INSTRUCTIONS FOR THE TASK: Your task is to transcribe the records exactly, skipping every image.

DATA LINES:
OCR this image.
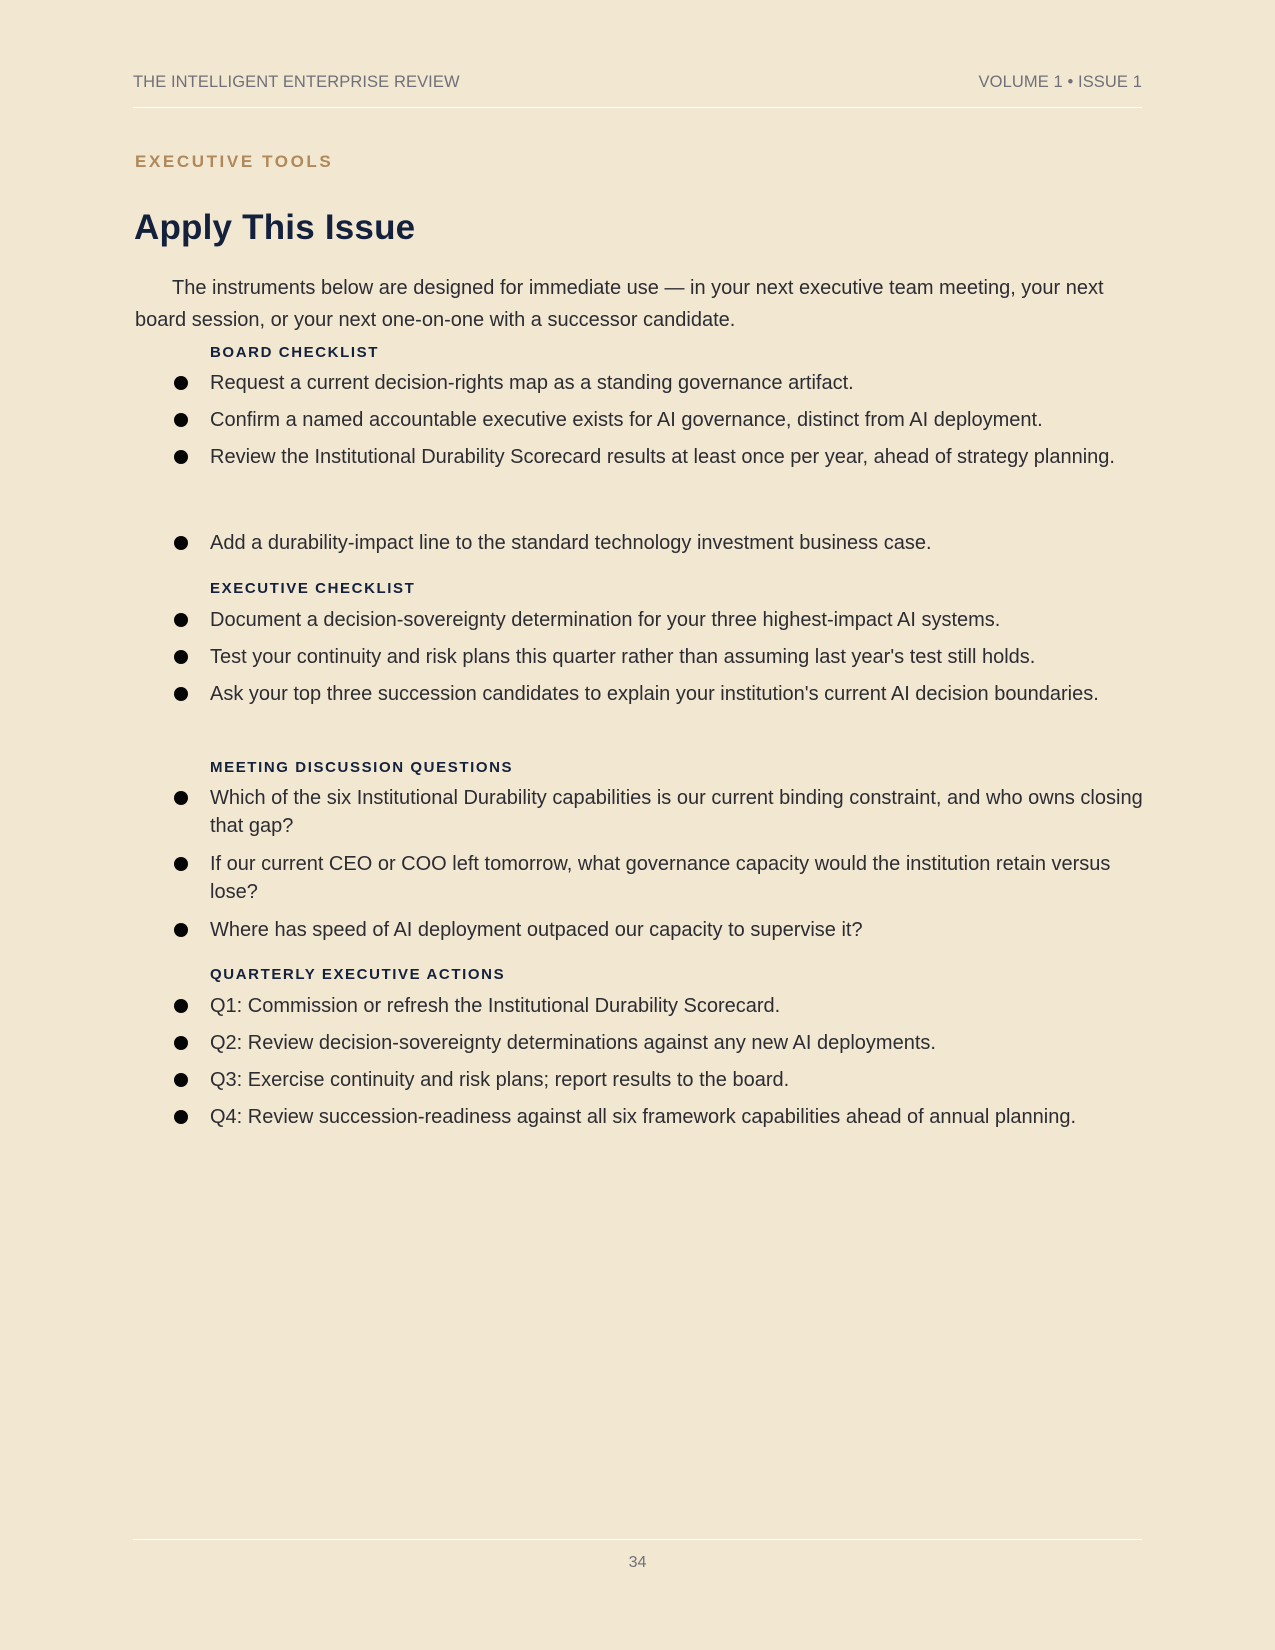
THE INTELLIGENT ENTERPRISE REVIEW	VOLUME 1 • ISSUE 1
EXECUTIVE TOOLS
Apply This Issue

The instruments below are designed for immediate use — in your next executive team meeting, your next board session, or your next one-on-one with a successor candidate.

BOARD CHECKLIST
Request a current decision-rights map as a standing governance artifact.
Confirm a named accountable executive exists for AI governance, distinct from AI deployment.
Review the Institutional Durability Scorecard results at least once per year, ahead of strategy planning.
Add a durability-impact line to the standard technology investment business case.
EXECUTIVE CHECKLIST
Document a decision-sovereignty determination for your three highest-impact AI systems.
Test your continuity and risk plans this quarter rather than assuming last year's test still holds.
Ask your top three succession candidates to explain your institution's current AI decision boundaries.
MEETING DISCUSSION QUESTIONS
Which of the six Institutional Durability capabilities is our current binding constraint, and who owns closing that gap?
If our current CEO or COO left tomorrow, what governance capacity would the institution retain versus lose?
Where has speed of AI deployment outpaced our capacity to supervise it?
QUARTERLY EXECUTIVE ACTIONS
Q1: Commission or refresh the Institutional Durability Scorecard.
Q2: Review decision-sovereignty determinations against any new AI deployments.
Q3: Exercise continuity and risk plans; report results to the board.
Q4: Review succession-readiness against all six framework capabilities ahead of annual planning.
34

TASK ANSWER:
OCR this image.
THE INTELLIGENT ENTERPRISE REVIEW	VOLUME 1 • ISSUE 1
EXECUTIVE TOOLS
Apply This Issue

The instruments below are designed for immediate use — in your next executive team meeting, your next board session, or your next one-on-one with a successor candidate.

BOARD CHECKLIST
Request a current decision-rights map as a standing governance artifact.
Confirm a named accountable executive exists for AI governance, distinct from AI deployment.
Review the Institutional Durability Scorecard results at least once per year, ahead of strategy planning.
Add a durability-impact line to the standard technology investment business case.
EXECUTIVE CHECKLIST
Document a decision-sovereignty determination for your three highest-impact AI systems.
Test your continuity and risk plans this quarter rather than assuming last year's test still holds.
Ask your top three succession candidates to explain your institution's current AI decision boundaries.
MEETING DISCUSSION QUESTIONS
Which of the six Institutional Durability capabilities is our current binding constraint, and who owns closing that gap?
If our current CEO or COO left tomorrow, what governance capacity would the institution retain versus lose?
Where has speed of AI deployment outpaced our capacity to supervise it?
QUARTERLY EXECUTIVE ACTIONS
Q1: Commission or refresh the Institutional Durability Scorecard.
Q2: Review decision-sovereignty determinations against any new AI deployments.
Q3: Exercise continuity and risk plans; report results to the board.
Q4: Review succession-readiness against all six framework capabilities ahead of annual planning.
34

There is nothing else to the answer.